• _Work required_:
Only lines with the word "سلطة" are needed; collect each of them from the listing below.

• _Records for the exercise_:
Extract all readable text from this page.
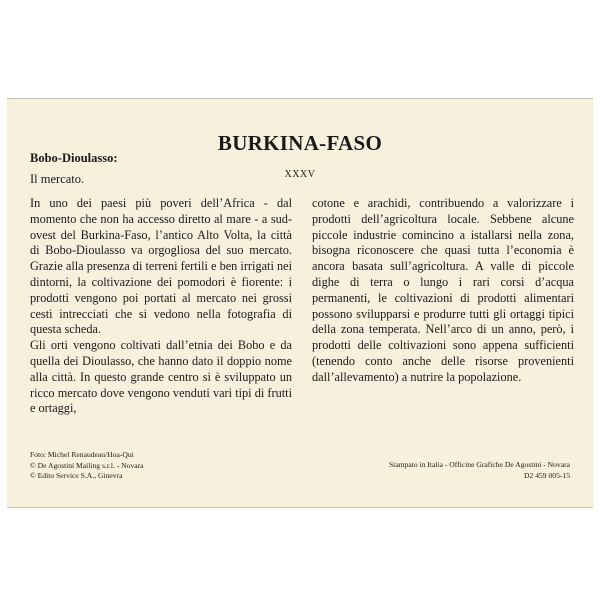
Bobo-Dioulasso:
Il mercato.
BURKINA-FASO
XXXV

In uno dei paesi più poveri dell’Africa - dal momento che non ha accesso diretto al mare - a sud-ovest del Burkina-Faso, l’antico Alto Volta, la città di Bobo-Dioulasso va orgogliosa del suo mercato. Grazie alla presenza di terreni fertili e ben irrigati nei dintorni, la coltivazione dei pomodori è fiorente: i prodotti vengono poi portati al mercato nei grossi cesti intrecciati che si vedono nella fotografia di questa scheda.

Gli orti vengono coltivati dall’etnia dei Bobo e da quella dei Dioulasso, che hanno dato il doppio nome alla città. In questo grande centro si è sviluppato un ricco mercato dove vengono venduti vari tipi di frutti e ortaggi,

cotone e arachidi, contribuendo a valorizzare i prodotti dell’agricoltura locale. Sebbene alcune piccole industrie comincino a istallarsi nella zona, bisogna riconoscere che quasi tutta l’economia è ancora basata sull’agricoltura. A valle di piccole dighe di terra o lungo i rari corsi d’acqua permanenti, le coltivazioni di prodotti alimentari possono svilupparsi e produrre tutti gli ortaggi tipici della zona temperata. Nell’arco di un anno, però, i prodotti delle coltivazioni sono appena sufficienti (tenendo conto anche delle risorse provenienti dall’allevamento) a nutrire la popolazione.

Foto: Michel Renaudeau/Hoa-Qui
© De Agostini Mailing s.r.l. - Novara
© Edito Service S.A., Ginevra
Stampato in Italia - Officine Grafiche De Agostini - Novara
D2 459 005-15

==

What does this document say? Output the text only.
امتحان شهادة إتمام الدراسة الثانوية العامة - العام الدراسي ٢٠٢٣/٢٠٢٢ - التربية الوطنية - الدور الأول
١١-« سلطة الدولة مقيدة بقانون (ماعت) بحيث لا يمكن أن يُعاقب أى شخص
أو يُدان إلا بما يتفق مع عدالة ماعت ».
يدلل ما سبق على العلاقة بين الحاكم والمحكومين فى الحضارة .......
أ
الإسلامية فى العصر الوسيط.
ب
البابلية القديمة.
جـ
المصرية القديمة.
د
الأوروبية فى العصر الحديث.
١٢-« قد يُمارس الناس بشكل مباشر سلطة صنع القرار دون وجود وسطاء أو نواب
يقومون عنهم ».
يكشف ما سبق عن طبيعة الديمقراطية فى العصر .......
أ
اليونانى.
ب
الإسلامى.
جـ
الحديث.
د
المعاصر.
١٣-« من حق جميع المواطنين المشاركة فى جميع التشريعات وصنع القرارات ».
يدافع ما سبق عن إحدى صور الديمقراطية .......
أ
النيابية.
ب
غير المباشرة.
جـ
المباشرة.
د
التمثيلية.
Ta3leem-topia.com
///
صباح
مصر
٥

• _The reply_:
١١-« سلطة الدولة مقيدة بقانون (ماعت) بحيث لا يمكن أن يُعاقب أى شخص
١٢-« قد يُمارس الناس بشكل مباشر سلطة صنع القرار دون وجود وسطاء أو نواب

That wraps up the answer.